== Information supplied ==
====
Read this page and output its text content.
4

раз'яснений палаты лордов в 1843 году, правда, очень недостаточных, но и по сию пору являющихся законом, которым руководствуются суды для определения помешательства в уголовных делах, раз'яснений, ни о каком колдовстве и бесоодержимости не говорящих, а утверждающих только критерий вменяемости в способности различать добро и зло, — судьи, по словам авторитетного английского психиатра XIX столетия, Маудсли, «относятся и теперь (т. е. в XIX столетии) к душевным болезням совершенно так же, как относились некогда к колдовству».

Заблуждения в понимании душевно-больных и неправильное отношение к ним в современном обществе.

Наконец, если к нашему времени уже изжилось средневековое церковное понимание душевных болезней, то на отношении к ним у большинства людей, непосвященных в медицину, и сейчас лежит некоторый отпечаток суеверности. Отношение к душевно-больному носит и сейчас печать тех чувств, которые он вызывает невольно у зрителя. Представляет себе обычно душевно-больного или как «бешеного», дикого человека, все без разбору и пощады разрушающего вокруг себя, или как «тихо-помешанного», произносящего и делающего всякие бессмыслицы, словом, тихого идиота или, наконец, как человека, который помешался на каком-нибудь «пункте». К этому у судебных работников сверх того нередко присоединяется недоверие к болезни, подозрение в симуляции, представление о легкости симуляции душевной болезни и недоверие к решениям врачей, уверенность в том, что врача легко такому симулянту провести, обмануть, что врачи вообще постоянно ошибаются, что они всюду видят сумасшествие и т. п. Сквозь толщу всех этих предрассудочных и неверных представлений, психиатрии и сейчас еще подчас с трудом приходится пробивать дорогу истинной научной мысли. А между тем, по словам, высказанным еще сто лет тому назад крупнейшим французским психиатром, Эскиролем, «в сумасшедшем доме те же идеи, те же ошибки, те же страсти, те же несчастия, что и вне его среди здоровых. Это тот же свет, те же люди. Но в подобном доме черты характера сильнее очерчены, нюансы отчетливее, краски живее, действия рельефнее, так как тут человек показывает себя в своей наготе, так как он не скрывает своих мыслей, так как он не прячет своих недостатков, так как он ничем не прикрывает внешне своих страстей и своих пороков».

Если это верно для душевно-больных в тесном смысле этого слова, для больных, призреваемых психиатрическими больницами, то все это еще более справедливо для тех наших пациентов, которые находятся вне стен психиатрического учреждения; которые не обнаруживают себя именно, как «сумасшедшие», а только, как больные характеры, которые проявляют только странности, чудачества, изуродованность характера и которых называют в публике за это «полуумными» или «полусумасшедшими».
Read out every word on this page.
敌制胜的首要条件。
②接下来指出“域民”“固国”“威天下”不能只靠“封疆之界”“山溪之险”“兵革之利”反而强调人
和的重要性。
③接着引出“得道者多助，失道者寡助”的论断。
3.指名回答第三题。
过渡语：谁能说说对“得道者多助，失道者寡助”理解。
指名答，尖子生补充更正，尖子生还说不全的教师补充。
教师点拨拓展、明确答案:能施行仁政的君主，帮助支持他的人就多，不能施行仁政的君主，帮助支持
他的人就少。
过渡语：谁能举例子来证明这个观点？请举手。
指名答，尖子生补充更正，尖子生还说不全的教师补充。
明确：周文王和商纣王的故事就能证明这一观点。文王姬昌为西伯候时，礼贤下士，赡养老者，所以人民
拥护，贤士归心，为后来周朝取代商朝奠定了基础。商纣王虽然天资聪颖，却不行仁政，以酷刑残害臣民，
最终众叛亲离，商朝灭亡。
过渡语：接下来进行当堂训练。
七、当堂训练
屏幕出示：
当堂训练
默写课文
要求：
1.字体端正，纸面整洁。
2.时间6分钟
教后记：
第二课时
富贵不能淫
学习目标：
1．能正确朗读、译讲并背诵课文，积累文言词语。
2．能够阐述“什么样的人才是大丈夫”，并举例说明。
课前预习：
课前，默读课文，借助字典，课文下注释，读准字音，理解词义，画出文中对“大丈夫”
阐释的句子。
====
== Instruction ==
Reproduce only the lines running from the one that contains "Read out every word on this page." to the last line of the records.

== Solution for this exercise ==
Read out every word on this page.
敌制胜的首要条件。
②接下来指出“域民”“固国”“威天下”不能只靠“封疆之界”“山溪之险”“兵革之利”反而强调人
和的重要性。
③接着引出“得道者多助，失道者寡助”的论断。
3.指名回答第三题。
过渡语：谁能说说对“得道者多助，失道者寡助”理解。
指名答，尖子生补充更正，尖子生还说不全的教师补充。
教师点拨拓展、明确答案:能施行仁政的君主，帮助支持他的人就多，不能施行仁政的君主，帮助支持
他的人就少。
过渡语：谁能举例子来证明这个观点？请举手。
指名答，尖子生补充更正，尖子生还说不全的教师补充。
明确：周文王和商纣王的故事就能证明这一观点。文王姬昌为西伯候时，礼贤下士，赡养老者，所以人民
拥护，贤士归心，为后来周朝取代商朝奠定了基础。商纣王虽然天资聪颖，却不行仁政，以酷刑残害臣民，
最终众叛亲离，商朝灭亡。
过渡语：接下来进行当堂训练。
七、当堂训练
屏幕出示：
当堂训练
默写课文
要求：
1.字体端正，纸面整洁。
2.时间6分钟
教后记：
第二课时
富贵不能淫
学习目标：
1．能正确朗读、译讲并背诵课文，积累文言词语。
2．能够阐述“什么样的人才是大丈夫”，并举例说明。
课前预习：
课前，默读课文，借助字典，课文下注释，读准字音，理解词义，画出文中对“大丈夫”
阐释的句子。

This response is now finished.